:: Material for the task

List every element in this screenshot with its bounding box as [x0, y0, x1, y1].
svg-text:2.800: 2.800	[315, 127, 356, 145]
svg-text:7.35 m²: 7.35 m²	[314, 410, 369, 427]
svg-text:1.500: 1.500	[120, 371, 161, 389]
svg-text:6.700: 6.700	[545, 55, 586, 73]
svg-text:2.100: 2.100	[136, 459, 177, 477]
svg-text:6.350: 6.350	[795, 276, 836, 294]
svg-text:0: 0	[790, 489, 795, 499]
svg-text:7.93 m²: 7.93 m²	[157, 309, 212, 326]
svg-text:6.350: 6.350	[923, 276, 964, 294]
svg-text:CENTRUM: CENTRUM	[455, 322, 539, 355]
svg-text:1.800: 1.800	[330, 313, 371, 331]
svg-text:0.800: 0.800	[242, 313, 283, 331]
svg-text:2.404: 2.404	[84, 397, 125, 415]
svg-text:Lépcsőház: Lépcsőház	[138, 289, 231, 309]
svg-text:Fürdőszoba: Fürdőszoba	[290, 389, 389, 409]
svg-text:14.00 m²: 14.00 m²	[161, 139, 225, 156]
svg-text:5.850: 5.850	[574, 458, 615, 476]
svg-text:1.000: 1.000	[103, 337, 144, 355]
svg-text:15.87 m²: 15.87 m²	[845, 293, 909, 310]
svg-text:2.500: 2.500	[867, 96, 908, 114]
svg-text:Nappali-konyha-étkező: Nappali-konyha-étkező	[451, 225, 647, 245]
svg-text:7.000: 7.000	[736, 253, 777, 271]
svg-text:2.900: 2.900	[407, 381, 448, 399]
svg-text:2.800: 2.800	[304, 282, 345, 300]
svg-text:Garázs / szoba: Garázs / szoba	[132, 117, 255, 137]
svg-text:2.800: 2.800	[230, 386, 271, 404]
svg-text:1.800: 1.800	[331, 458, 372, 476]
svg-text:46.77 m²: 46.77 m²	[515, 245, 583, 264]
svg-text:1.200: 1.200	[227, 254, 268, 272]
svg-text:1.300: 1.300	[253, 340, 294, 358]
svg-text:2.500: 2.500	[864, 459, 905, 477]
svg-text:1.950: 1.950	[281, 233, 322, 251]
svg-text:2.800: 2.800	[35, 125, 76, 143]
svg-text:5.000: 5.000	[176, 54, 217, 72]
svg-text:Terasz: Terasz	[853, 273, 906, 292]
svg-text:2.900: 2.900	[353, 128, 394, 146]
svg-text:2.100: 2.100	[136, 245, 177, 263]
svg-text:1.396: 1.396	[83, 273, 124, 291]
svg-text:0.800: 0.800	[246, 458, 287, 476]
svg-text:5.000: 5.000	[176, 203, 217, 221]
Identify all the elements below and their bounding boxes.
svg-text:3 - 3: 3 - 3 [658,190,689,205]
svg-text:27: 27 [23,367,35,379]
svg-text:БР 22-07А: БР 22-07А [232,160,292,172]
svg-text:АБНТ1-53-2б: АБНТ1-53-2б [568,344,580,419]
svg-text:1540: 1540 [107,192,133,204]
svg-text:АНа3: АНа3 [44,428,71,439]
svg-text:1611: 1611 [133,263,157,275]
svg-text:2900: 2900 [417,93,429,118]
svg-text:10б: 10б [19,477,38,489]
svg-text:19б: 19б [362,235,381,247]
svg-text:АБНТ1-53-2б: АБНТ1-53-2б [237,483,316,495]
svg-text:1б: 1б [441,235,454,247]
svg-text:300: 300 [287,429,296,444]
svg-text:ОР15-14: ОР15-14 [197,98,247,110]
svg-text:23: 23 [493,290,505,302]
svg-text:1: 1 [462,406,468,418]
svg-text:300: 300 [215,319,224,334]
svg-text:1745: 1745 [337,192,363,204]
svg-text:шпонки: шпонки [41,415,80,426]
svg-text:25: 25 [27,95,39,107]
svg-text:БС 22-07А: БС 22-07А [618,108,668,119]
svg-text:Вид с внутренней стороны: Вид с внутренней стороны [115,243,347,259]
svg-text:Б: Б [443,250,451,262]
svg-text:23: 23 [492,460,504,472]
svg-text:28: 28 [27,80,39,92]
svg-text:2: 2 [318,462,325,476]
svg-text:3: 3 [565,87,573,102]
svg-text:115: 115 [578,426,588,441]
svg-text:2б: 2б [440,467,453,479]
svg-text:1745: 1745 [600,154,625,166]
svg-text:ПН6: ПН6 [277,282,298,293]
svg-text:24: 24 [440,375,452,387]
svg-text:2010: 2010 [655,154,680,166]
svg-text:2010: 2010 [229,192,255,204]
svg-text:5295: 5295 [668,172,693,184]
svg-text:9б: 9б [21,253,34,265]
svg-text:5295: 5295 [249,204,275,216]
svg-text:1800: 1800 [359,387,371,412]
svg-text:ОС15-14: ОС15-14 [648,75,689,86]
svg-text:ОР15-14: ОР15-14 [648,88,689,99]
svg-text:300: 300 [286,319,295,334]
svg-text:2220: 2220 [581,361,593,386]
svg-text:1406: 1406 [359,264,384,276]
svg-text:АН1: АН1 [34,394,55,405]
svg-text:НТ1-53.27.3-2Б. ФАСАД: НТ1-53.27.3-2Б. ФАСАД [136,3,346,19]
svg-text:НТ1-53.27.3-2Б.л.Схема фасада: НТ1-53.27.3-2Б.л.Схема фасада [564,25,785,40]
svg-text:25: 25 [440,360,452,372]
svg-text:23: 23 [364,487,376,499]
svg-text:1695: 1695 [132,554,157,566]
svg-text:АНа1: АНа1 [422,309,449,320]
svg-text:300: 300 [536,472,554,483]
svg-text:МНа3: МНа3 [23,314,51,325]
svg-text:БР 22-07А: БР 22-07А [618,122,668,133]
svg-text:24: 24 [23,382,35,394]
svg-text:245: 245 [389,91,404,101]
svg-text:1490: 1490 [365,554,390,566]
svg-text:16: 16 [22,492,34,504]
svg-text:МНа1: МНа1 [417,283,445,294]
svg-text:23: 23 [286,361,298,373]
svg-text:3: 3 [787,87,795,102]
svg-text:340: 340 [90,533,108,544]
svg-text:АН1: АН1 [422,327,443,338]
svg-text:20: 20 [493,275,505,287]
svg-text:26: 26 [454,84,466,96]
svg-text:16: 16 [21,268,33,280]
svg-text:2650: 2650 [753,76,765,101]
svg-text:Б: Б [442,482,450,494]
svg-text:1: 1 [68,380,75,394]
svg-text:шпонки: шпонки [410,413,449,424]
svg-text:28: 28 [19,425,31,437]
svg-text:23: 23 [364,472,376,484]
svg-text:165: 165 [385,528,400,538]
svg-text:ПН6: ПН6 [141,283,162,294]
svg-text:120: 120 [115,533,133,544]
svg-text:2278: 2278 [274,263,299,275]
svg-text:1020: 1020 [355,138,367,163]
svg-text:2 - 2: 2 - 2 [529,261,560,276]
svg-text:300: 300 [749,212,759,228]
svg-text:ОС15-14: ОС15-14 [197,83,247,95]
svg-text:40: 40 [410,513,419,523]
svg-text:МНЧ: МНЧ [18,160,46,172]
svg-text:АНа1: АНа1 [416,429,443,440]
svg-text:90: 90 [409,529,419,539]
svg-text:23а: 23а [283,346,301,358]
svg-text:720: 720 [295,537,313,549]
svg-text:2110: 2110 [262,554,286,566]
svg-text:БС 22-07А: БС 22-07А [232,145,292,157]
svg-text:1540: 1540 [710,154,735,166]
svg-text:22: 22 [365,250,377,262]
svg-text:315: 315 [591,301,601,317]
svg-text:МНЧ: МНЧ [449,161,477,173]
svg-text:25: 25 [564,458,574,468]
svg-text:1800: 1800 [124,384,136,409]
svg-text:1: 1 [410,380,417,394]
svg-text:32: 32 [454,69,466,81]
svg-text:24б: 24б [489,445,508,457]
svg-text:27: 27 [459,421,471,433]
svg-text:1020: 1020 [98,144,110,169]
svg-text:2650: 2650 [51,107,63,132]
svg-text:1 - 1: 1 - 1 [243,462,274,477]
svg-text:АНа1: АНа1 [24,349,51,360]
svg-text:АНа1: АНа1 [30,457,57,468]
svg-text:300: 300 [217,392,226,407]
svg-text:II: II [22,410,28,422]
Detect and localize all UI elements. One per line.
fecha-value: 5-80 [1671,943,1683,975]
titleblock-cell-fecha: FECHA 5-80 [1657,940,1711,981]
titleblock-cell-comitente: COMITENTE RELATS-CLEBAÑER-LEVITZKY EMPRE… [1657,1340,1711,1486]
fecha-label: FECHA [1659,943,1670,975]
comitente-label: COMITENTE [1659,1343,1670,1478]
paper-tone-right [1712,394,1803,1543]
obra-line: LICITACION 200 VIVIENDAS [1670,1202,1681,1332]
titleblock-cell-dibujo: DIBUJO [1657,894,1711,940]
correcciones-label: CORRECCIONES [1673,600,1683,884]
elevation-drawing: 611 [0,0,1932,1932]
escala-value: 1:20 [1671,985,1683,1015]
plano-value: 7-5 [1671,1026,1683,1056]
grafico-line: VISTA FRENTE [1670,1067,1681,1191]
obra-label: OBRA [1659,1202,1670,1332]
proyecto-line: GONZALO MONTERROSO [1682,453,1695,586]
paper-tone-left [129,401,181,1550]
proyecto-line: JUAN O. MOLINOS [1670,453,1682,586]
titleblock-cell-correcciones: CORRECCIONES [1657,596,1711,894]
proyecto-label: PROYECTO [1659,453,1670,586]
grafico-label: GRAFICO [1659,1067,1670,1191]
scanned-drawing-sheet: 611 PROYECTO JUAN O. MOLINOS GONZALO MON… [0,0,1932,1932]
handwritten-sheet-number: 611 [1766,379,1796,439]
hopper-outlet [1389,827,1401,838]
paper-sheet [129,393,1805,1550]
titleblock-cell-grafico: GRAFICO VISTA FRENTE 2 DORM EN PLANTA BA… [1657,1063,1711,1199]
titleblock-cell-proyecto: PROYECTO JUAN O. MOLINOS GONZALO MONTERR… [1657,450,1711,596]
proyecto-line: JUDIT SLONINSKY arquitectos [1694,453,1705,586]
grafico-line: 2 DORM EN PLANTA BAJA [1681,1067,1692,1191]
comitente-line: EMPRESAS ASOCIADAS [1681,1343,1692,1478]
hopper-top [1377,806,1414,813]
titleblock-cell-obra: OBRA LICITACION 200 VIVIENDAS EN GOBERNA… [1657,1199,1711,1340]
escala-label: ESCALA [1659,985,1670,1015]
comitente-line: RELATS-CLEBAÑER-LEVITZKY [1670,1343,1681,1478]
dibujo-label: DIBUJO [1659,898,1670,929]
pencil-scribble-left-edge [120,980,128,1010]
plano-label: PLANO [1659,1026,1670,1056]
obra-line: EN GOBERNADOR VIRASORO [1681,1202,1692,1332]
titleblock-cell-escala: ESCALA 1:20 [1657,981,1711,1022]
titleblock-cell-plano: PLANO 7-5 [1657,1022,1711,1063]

::::

--- Exercise instructions ---
Reproduce everything from the first line of the material down through the line containing "svg-text:7.93 m²: 7.93", with both of those lines included.

--- Result of this exercise ---
List every element in this screenshot with its bounding box as [x0, y0, x1, y1].
svg-text:2.800: 2.800	[315, 127, 356, 145]
svg-text:7.35 m²: 7.35 m²	[314, 410, 369, 427]
svg-text:1.500: 1.500	[120, 371, 161, 389]
svg-text:6.700: 6.700	[545, 55, 586, 73]
svg-text:2.100: 2.100	[136, 459, 177, 477]
svg-text:6.350: 6.350	[795, 276, 836, 294]
svg-text:0: 0	[790, 489, 795, 499]
svg-text:7.93 m²: 7.93 m²	[157, 309, 212, 326]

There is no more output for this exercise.